## EXERCISE AIM
Comb the records below for the string "this" and copy each line where it turns up.

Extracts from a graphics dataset
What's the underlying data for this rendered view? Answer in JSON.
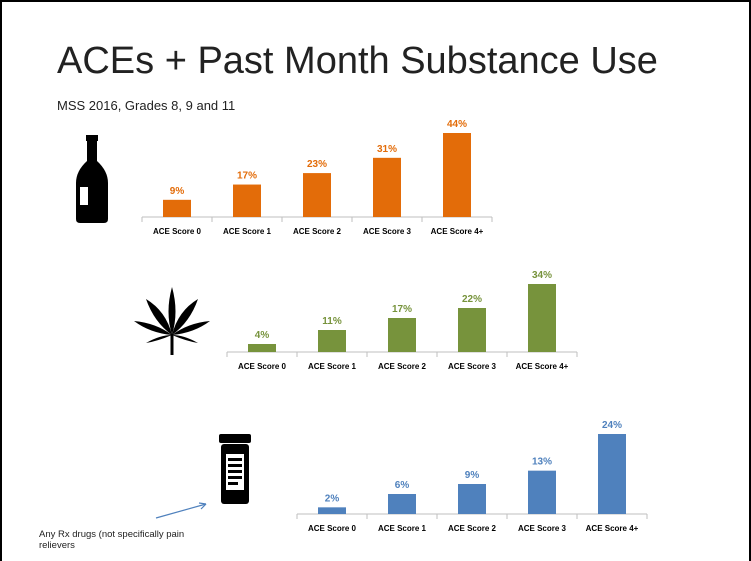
{
  "slide": {
    "title": "ACEs + Past Month Substance Use",
    "subtitle": "MSS 2016, Grades 8, 9 and 11",
    "note": "Any Rx drugs (not specifically pain relievers"
  },
  "icons": [
    "bottle-icon",
    "cannabis-leaf-icon",
    "pill-bottle-icon"
  ],
  "colors": {
    "alcohol": "#E36C09",
    "marijuana": "#77933C",
    "rx": "#4F81BD"
  },
  "chart_data": [
    {
      "type": "bar",
      "categories": [
        "ACE Score 0",
        "ACE Score 1",
        "ACE Score 2",
        "ACE Score 3",
        "ACE Score 4+"
      ],
      "values": [
        9,
        17,
        23,
        31,
        44
      ],
      "data_labels": [
        "9%",
        "17%",
        "23%",
        "31%",
        "44%"
      ],
      "ylim": [
        0,
        44
      ],
      "grid": false,
      "legend": "none",
      "color": "#E36C09"
    },
    {
      "type": "bar",
      "categories": [
        "ACE Score 0",
        "ACE Score 1",
        "ACE Score 2",
        "ACE Score 3",
        "ACE Score 4+"
      ],
      "values": [
        4,
        11,
        17,
        22,
        34
      ],
      "data_labels": [
        "4%",
        "11%",
        "17%",
        "22%",
        "34%"
      ],
      "ylim": [
        0,
        34
      ],
      "grid": false,
      "legend": "none",
      "color": "#77933C"
    },
    {
      "type": "bar",
      "categories": [
        "ACE Score 0",
        "ACE Score 1",
        "ACE Score 2",
        "ACE Score 3",
        "ACE Score 4+"
      ],
      "values": [
        2,
        6,
        9,
        13,
        24
      ],
      "data_labels": [
        "2%",
        "6%",
        "9%",
        "13%",
        "24%"
      ],
      "ylim": [
        0,
        24
      ],
      "grid": false,
      "legend": "none",
      "color": "#4F81BD"
    }
  ]
}
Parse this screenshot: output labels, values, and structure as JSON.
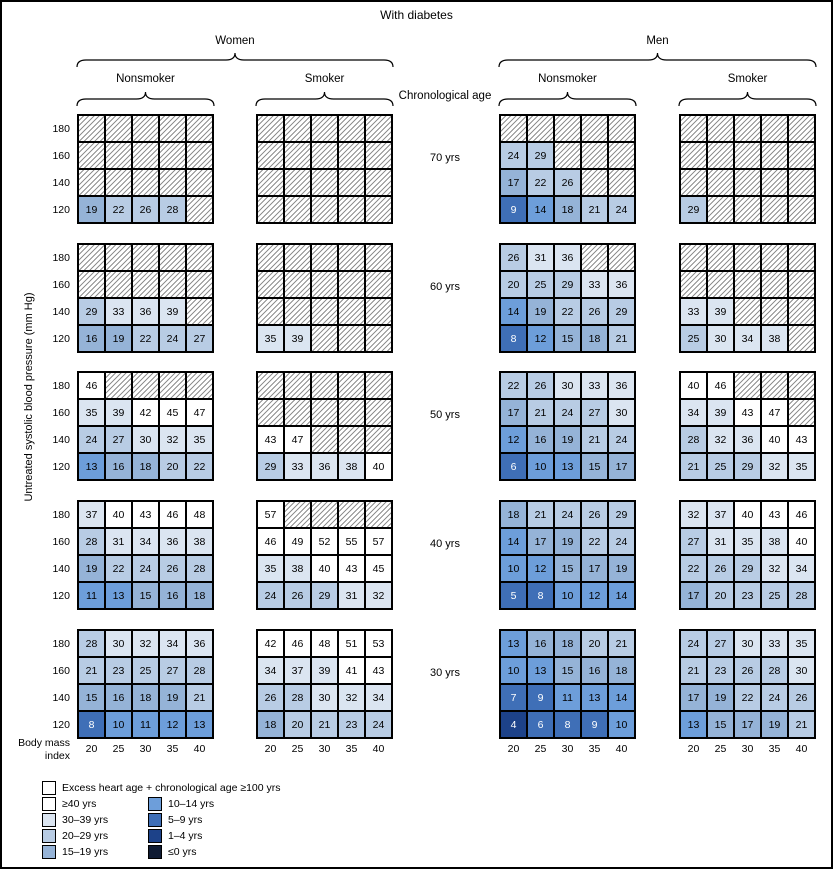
{
  "title": "With diabetes",
  "ylabel": "Untreated systolic blood pressure (mm Hg)",
  "xlabel": "Body mass index",
  "age_header": "Chronological age",
  "chart_data": {
    "type": "heatmap",
    "groups": [
      {
        "label": "Women",
        "subgroups": [
          "Nonsmoker",
          "Smoker"
        ]
      },
      {
        "label": "Men",
        "subgroups": [
          "Nonsmoker",
          "Smoker"
        ]
      }
    ],
    "ages": [
      "70 yrs",
      "60 yrs",
      "50 yrs",
      "40 yrs",
      "30 yrs"
    ],
    "rows_bp": [
      "180",
      "160",
      "140",
      "120"
    ],
    "cols_bmi": [
      "20",
      "25",
      "30",
      "35",
      "40"
    ],
    "hatched_meaning": "Excess heart age + chronological age ≥100 yrs",
    "bins": [
      {
        "label": "≥40 yrs",
        "min": 40,
        "color": "#ffffff",
        "text": "#000000"
      },
      {
        "label": "30–39 yrs",
        "min": 30,
        "color": "#dbe5f1",
        "text": "#000000"
      },
      {
        "label": "20–29 yrs",
        "min": 20,
        "color": "#b8cce4",
        "text": "#000000"
      },
      {
        "label": "15–19 yrs",
        "min": 15,
        "color": "#95b3d7",
        "text": "#000000"
      },
      {
        "label": "10–14 yrs",
        "min": 10,
        "color": "#6d9eda",
        "text": "#000000"
      },
      {
        "label": "5–9 yrs",
        "min": 5,
        "color": "#3f6fb7",
        "text": "#ffffff"
      },
      {
        "label": "1–4 yrs",
        "min": 1,
        "color": "#1d4289",
        "text": "#ffffff"
      },
      {
        "label": "≤0 yrs",
        "min": -999,
        "color": "#0f1b33",
        "text": "#ffffff"
      }
    ],
    "grids": [
      {
        "age": "70 yrs",
        "women_nonsmoker": [
          [
            "H",
            "H",
            "H",
            "H",
            "H"
          ],
          [
            "H",
            "H",
            "H",
            "H",
            "H"
          ],
          [
            "H",
            "H",
            "H",
            "H",
            "H"
          ],
          [
            19,
            22,
            26,
            28,
            "H"
          ]
        ],
        "women_smoker": [
          [
            "H",
            "H",
            "H",
            "H",
            "H"
          ],
          [
            "H",
            "H",
            "H",
            "H",
            "H"
          ],
          [
            "H",
            "H",
            "H",
            "H",
            "H"
          ],
          [
            "H",
            "H",
            "H",
            "H",
            "H"
          ]
        ],
        "men_nonsmoker": [
          [
            "H",
            "H",
            "H",
            "H",
            "H"
          ],
          [
            24,
            29,
            "H",
            "H",
            "H"
          ],
          [
            17,
            22,
            26,
            "H",
            "H"
          ],
          [
            9,
            14,
            18,
            21,
            24
          ]
        ],
        "men_smoker": [
          [
            "H",
            "H",
            "H",
            "H",
            "H"
          ],
          [
            "H",
            "H",
            "H",
            "H",
            "H"
          ],
          [
            "H",
            "H",
            "H",
            "H",
            "H"
          ],
          [
            29,
            "H",
            "H",
            "H",
            "H"
          ]
        ]
      },
      {
        "age": "60 yrs",
        "women_nonsmoker": [
          [
            "H",
            "H",
            "H",
            "H",
            "H"
          ],
          [
            "H",
            "H",
            "H",
            "H",
            "H"
          ],
          [
            29,
            33,
            36,
            39,
            "H"
          ],
          [
            16,
            19,
            22,
            24,
            27
          ]
        ],
        "women_smoker": [
          [
            "H",
            "H",
            "H",
            "H",
            "H"
          ],
          [
            "H",
            "H",
            "H",
            "H",
            "H"
          ],
          [
            "H",
            "H",
            "H",
            "H",
            "H"
          ],
          [
            35,
            39,
            "H",
            "H",
            "H"
          ]
        ],
        "men_nonsmoker": [
          [
            26,
            31,
            36,
            "H",
            "H"
          ],
          [
            20,
            25,
            29,
            33,
            36
          ],
          [
            14,
            19,
            22,
            26,
            29
          ],
          [
            8,
            12,
            15,
            18,
            21
          ]
        ],
        "men_smoker": [
          [
            "H",
            "H",
            "H",
            "H",
            "H"
          ],
          [
            "H",
            "H",
            "H",
            "H",
            "H"
          ],
          [
            33,
            39,
            "H",
            "H",
            "H"
          ],
          [
            25,
            30,
            34,
            38,
            "H"
          ]
        ]
      },
      {
        "age": "50 yrs",
        "women_nonsmoker": [
          [
            46,
            "H",
            "H",
            "H",
            "H"
          ],
          [
            35,
            39,
            42,
            45,
            47
          ],
          [
            24,
            27,
            30,
            32,
            35
          ],
          [
            13,
            16,
            18,
            20,
            22
          ]
        ],
        "women_smoker": [
          [
            "H",
            "H",
            "H",
            "H",
            "H"
          ],
          [
            "H",
            "H",
            "H",
            "H",
            "H"
          ],
          [
            43,
            47,
            "H",
            "H",
            "H"
          ],
          [
            29,
            33,
            36,
            38,
            40
          ]
        ],
        "men_nonsmoker": [
          [
            22,
            26,
            30,
            33,
            36
          ],
          [
            17,
            21,
            24,
            27,
            30
          ],
          [
            12,
            16,
            19,
            21,
            24
          ],
          [
            6,
            10,
            13,
            15,
            17
          ]
        ],
        "men_smoker": [
          [
            40,
            46,
            "H",
            "H",
            "H"
          ],
          [
            34,
            39,
            43,
            47,
            "H"
          ],
          [
            28,
            32,
            36,
            40,
            43
          ],
          [
            21,
            25,
            29,
            32,
            35
          ]
        ]
      },
      {
        "age": "40 yrs",
        "women_nonsmoker": [
          [
            37,
            40,
            43,
            46,
            48
          ],
          [
            28,
            31,
            34,
            36,
            38
          ],
          [
            19,
            22,
            24,
            26,
            28
          ],
          [
            11,
            13,
            15,
            16,
            18
          ]
        ],
        "women_smoker": [
          [
            57,
            "H",
            "H",
            "H",
            "H"
          ],
          [
            46,
            49,
            52,
            55,
            57
          ],
          [
            35,
            38,
            40,
            43,
            45
          ],
          [
            24,
            26,
            29,
            31,
            32
          ]
        ],
        "men_nonsmoker": [
          [
            18,
            21,
            24,
            26,
            29
          ],
          [
            14,
            17,
            19,
            22,
            24
          ],
          [
            10,
            12,
            15,
            17,
            19
          ],
          [
            5,
            8,
            10,
            12,
            14
          ]
        ],
        "men_smoker": [
          [
            32,
            37,
            40,
            43,
            46
          ],
          [
            27,
            31,
            35,
            38,
            40
          ],
          [
            22,
            26,
            29,
            32,
            34
          ],
          [
            17,
            20,
            23,
            25,
            28
          ]
        ]
      },
      {
        "age": "30 yrs",
        "women_nonsmoker": [
          [
            28,
            30,
            32,
            34,
            36
          ],
          [
            21,
            23,
            25,
            27,
            28
          ],
          [
            15,
            16,
            18,
            19,
            21
          ],
          [
            8,
            10,
            11,
            12,
            13
          ]
        ],
        "women_smoker": [
          [
            42,
            46,
            48,
            51,
            53
          ],
          [
            34,
            37,
            39,
            41,
            43
          ],
          [
            26,
            28,
            30,
            32,
            34
          ],
          [
            18,
            20,
            21,
            23,
            24
          ]
        ],
        "men_nonsmoker": [
          [
            13,
            16,
            18,
            20,
            21
          ],
          [
            10,
            13,
            15,
            16,
            18
          ],
          [
            7,
            9,
            11,
            13,
            14
          ],
          [
            4,
            6,
            8,
            9,
            10
          ]
        ],
        "men_smoker": [
          [
            24,
            27,
            30,
            33,
            35
          ],
          [
            21,
            23,
            26,
            28,
            30
          ],
          [
            17,
            19,
            22,
            24,
            26
          ],
          [
            13,
            15,
            17,
            19,
            21
          ]
        ]
      }
    ]
  }
}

## THE RESPONSE
What's the underlying data for this rendered view? Answer in JSON.
Parse this screenshot: output labels, values, and structure as JSON.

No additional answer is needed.